__Exercise prompt__
Repeat all the records exactly, omitting pictures.

__Data rows__
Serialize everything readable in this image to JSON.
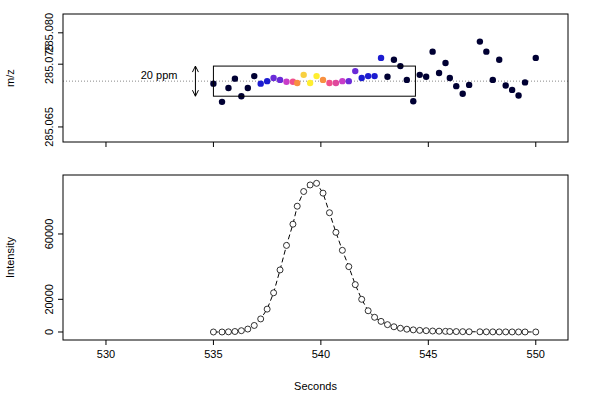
{
  "chart_data": [
    {
      "type": "scatter",
      "y_label": "m/z",
      "xlim": [
        528,
        551.5
      ],
      "xticks": [
        530,
        535,
        540,
        545,
        550
      ],
      "ylim": [
        285.0626,
        285.083
      ],
      "yticks": [
        285.065,
        285.075,
        {
          "value": 285.08,
          "label": "285.080"
        }
      ],
      "tick_labels": "y",
      "marker": "circle",
      "x": [
        535.0,
        535.4,
        535.7,
        536.0,
        536.3,
        536.6,
        536.9,
        537.2,
        537.5,
        537.8,
        538.1,
        538.4,
        538.7,
        538.9,
        539.2,
        539.5,
        539.8,
        540.1,
        540.4,
        540.7,
        541.0,
        541.3,
        541.6,
        541.9,
        542.2,
        542.5,
        542.8,
        543.1,
        543.4,
        543.7,
        544.0,
        544.3,
        544.6,
        544.9,
        545.2,
        545.5,
        545.8,
        546.0,
        546.3,
        546.6,
        546.9,
        547.4,
        547.7,
        548.0,
        548.3,
        548.6,
        548.9,
        549.2,
        549.5,
        550.0
      ],
      "series": [
        {
          "values": [
            285.0719,
            285.069,
            285.0712,
            285.0727,
            285.0699,
            285.0712,
            285.0731,
            285.0719,
            285.0723,
            285.0728,
            285.0725,
            285.0722,
            285.0722,
            285.072,
            285.0733,
            285.072,
            285.0731,
            285.0725,
            285.072,
            285.072,
            285.0723,
            285.0723,
            285.0739,
            285.0728,
            285.0731,
            285.0731,
            285.076,
            285.073,
            285.0757,
            285.0747,
            285.0725,
            285.0691,
            285.0733,
            285.073,
            285.077,
            285.0736,
            285.0752,
            285.0728,
            285.0715,
            285.0703,
            285.0717,
            285.0786,
            285.077,
            285.0725,
            285.0757,
            285.0716,
            285.0709,
            285.07,
            285.0721,
            285.076
          ],
          "colors": [
            "#000033",
            "#000033",
            "#000033",
            "#000033",
            "#000033",
            "#000033",
            "#000033",
            "#1c1cd0",
            "#1c1cd0",
            "#6a2bd8",
            "#6a2bd8",
            "#c83cc8",
            "#f0508c",
            "#f89040",
            "#f8d040",
            "#ffee30",
            "#ffee30",
            "#f89040",
            "#f0508c",
            "#e0489c",
            "#c83cc8",
            "#6a2bd8",
            "#6a2bd8",
            "#1c1cd0",
            "#1c1cd0",
            "#1c1cd0",
            "#1c1cd0",
            "#000033",
            "#000033",
            "#000033",
            "#000033",
            "#000033",
            "#000033",
            "#000033",
            "#000033",
            "#000033",
            "#000033",
            "#000033",
            "#000033",
            "#000033",
            "#000033",
            "#000033",
            "#000033",
            "#000033",
            "#000033",
            "#000033",
            "#000033",
            "#000033",
            "#000033",
            "#000033"
          ]
        }
      ],
      "reference_line": 285.0723,
      "box": {
        "x": [
          535.0,
          544.4
        ],
        "y": [
          285.0699,
          285.0747
        ]
      },
      "annotation": "20 ppm"
    },
    {
      "type": "line",
      "x_label": "Seconds",
      "y_label": "Intensity",
      "xlim": [
        528,
        551.5
      ],
      "xticks": [
        530,
        535,
        540,
        545,
        550
      ],
      "ylim": [
        -4900,
        96100
      ],
      "yticks": [
        0,
        20000,
        60000
      ],
      "marker": "circle",
      "line_style": "dashed",
      "x": [
        535.0,
        535.4,
        535.7,
        536.0,
        536.3,
        536.6,
        536.9,
        537.2,
        537.5,
        537.8,
        538.1,
        538.4,
        538.7,
        538.9,
        539.2,
        539.5,
        539.8,
        540.1,
        540.4,
        540.7,
        541.0,
        541.3,
        541.6,
        541.9,
        542.2,
        542.5,
        542.8,
        543.1,
        543.4,
        543.7,
        544.0,
        544.3,
        544.6,
        544.9,
        545.2,
        545.5,
        545.8,
        546.0,
        546.3,
        546.6,
        546.9,
        547.4,
        547.7,
        548.0,
        548.3,
        548.6,
        548.9,
        549.2,
        549.5,
        550.0
      ],
      "series": [
        {
          "values": [
            0,
            0,
            100,
            300,
            800,
            1800,
            4000,
            8000,
            14000,
            24000,
            38000,
            53000,
            66000,
            77000,
            86000,
            90000,
            91000,
            85000,
            73000,
            61000,
            50000,
            40000,
            29000,
            20000,
            13000,
            9000,
            6500,
            4500,
            3200,
            2300,
            1700,
            1300,
            1000,
            800,
            600,
            500,
            400,
            300,
            250,
            200,
            150,
            120,
            100,
            80,
            60,
            50,
            40,
            30,
            20,
            20
          ]
        }
      ]
    }
  ]
}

__Complete response__
Serialize everything readable in this image to JSON.
{
  "chart_data": [
    {
      "type": "scatter",
      "y_label": "m/z",
      "xlim": [
        528,
        551.5
      ],
      "xticks": [
        530,
        535,
        540,
        545,
        550
      ],
      "ylim": [
        285.0626,
        285.083
      ],
      "yticks": [
        285.065,
        285.075,
        {
          "value": 285.08,
          "label": "285.080"
        }
      ],
      "tick_labels": "y",
      "marker": "circle",
      "x": [
        535.0,
        535.4,
        535.7,
        536.0,
        536.3,
        536.6,
        536.9,
        537.2,
        537.5,
        537.8,
        538.1,
        538.4,
        538.7,
        538.9,
        539.2,
        539.5,
        539.8,
        540.1,
        540.4,
        540.7,
        541.0,
        541.3,
        541.6,
        541.9,
        542.2,
        542.5,
        542.8,
        543.1,
        543.4,
        543.7,
        544.0,
        544.3,
        544.6,
        544.9,
        545.2,
        545.5,
        545.8,
        546.0,
        546.3,
        546.6,
        546.9,
        547.4,
        547.7,
        548.0,
        548.3,
        548.6,
        548.9,
        549.2,
        549.5,
        550.0
      ],
      "series": [
        {
          "values": [
            285.0719,
            285.069,
            285.0712,
            285.0727,
            285.0699,
            285.0712,
            285.0731,
            285.0719,
            285.0723,
            285.0728,
            285.0725,
            285.0722,
            285.0722,
            285.072,
            285.0733,
            285.072,
            285.0731,
            285.0725,
            285.072,
            285.072,
            285.0723,
            285.0723,
            285.0739,
            285.0728,
            285.0731,
            285.0731,
            285.076,
            285.073,
            285.0757,
            285.0747,
            285.0725,
            285.0691,
            285.0733,
            285.073,
            285.077,
            285.0736,
            285.0752,
            285.0728,
            285.0715,
            285.0703,
            285.0717,
            285.0786,
            285.077,
            285.0725,
            285.0757,
            285.0716,
            285.0709,
            285.07,
            285.0721,
            285.076
          ],
          "colors": [
            "#000033",
            "#000033",
            "#000033",
            "#000033",
            "#000033",
            "#000033",
            "#000033",
            "#1c1cd0",
            "#1c1cd0",
            "#6a2bd8",
            "#6a2bd8",
            "#c83cc8",
            "#f0508c",
            "#f89040",
            "#f8d040",
            "#ffee30",
            "#ffee30",
            "#f89040",
            "#f0508c",
            "#e0489c",
            "#c83cc8",
            "#6a2bd8",
            "#6a2bd8",
            "#1c1cd0",
            "#1c1cd0",
            "#1c1cd0",
            "#1c1cd0",
            "#000033",
            "#000033",
            "#000033",
            "#000033",
            "#000033",
            "#000033",
            "#000033",
            "#000033",
            "#000033",
            "#000033",
            "#000033",
            "#000033",
            "#000033",
            "#000033",
            "#000033",
            "#000033",
            "#000033",
            "#000033",
            "#000033",
            "#000033",
            "#000033",
            "#000033",
            "#000033"
          ]
        }
      ],
      "reference_line": 285.0723,
      "box": {
        "x": [
          535.0,
          544.4
        ],
        "y": [
          285.0699,
          285.0747
        ]
      },
      "annotation": "20 ppm"
    },
    {
      "type": "line",
      "x_label": "Seconds",
      "y_label": "Intensity",
      "xlim": [
        528,
        551.5
      ],
      "xticks": [
        530,
        535,
        540,
        545,
        550
      ],
      "ylim": [
        -4900,
        96100
      ],
      "yticks": [
        0,
        20000,
        60000
      ],
      "marker": "circle",
      "line_style": "dashed",
      "x": [
        535.0,
        535.4,
        535.7,
        536.0,
        536.3,
        536.6,
        536.9,
        537.2,
        537.5,
        537.8,
        538.1,
        538.4,
        538.7,
        538.9,
        539.2,
        539.5,
        539.8,
        540.1,
        540.4,
        540.7,
        541.0,
        541.3,
        541.6,
        541.9,
        542.2,
        542.5,
        542.8,
        543.1,
        543.4,
        543.7,
        544.0,
        544.3,
        544.6,
        544.9,
        545.2,
        545.5,
        545.8,
        546.0,
        546.3,
        546.6,
        546.9,
        547.4,
        547.7,
        548.0,
        548.3,
        548.6,
        548.9,
        549.2,
        549.5,
        550.0
      ],
      "series": [
        {
          "values": [
            0,
            0,
            100,
            300,
            800,
            1800,
            4000,
            8000,
            14000,
            24000,
            38000,
            53000,
            66000,
            77000,
            86000,
            90000,
            91000,
            85000,
            73000,
            61000,
            50000,
            40000,
            29000,
            20000,
            13000,
            9000,
            6500,
            4500,
            3200,
            2300,
            1700,
            1300,
            1000,
            800,
            600,
            500,
            400,
            300,
            250,
            200,
            150,
            120,
            100,
            80,
            60,
            50,
            40,
            30,
            20,
            20
          ]
        }
      ]
    }
  ]
}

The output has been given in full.